- **OBJECTIVE**
Lines containing the word "data" are the ones to copy from the records below.

Records from a collection of figures:
((

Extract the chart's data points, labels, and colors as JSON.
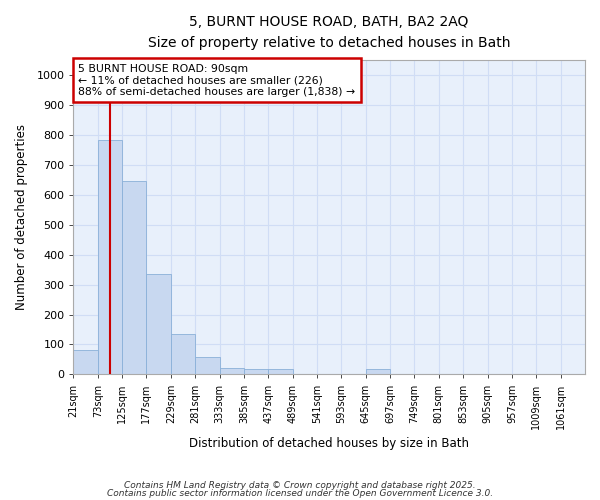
{
  "title": "5, BURNT HOUSE ROAD, BATH, BA2 2AQ",
  "subtitle": "Size of property relative to detached houses in Bath",
  "xlabel": "Distribution of detached houses by size in Bath",
  "ylabel": "Number of detached properties",
  "bar_color": "#c8d8f0",
  "bar_edge_color": "#8ab0d8",
  "bg_color": "#e8f0fb",
  "grid_color": "#d0ddf5",
  "annotation_box_color": "#cc0000",
  "annotation_lines": [
    "5 BURNT HOUSE ROAD: 90sqm",
    "← 11% of detached houses are smaller (226)",
    "88% of semi-detached houses are larger (1,838) →"
  ],
  "property_line_x": 99,
  "categories": [
    "21sqm",
    "73sqm",
    "125sqm",
    "177sqm",
    "229sqm",
    "281sqm",
    "333sqm",
    "385sqm",
    "437sqm",
    "489sqm",
    "541sqm",
    "593sqm",
    "645sqm",
    "697sqm",
    "749sqm",
    "801sqm",
    "853sqm",
    "905sqm",
    "957sqm",
    "1009sqm",
    "1061sqm"
  ],
  "bin_edges": [
    21,
    73,
    125,
    177,
    229,
    281,
    333,
    385,
    437,
    489,
    541,
    593,
    645,
    697,
    749,
    801,
    853,
    905,
    957,
    1009,
    1061,
    1113
  ],
  "values": [
    83,
    783,
    648,
    335,
    135,
    57,
    22,
    18,
    18,
    0,
    0,
    0,
    18,
    0,
    0,
    0,
    0,
    0,
    0,
    0,
    0
  ],
  "ylim": [
    0,
    1050
  ],
  "yticks": [
    0,
    100,
    200,
    300,
    400,
    500,
    600,
    700,
    800,
    900,
    1000
  ],
  "footnote1": "Contains HM Land Registry data © Crown copyright and database right 2025.",
  "footnote2": "Contains public sector information licensed under the Open Government Licence 3.0."
}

))

- **ANSWER FOR THIS EXERCISE**
Extract the chart's data points, labels, and colors as JSON.
  "footnote1": "Contains HM Land Registry data © Crown copyright and database right 2025.",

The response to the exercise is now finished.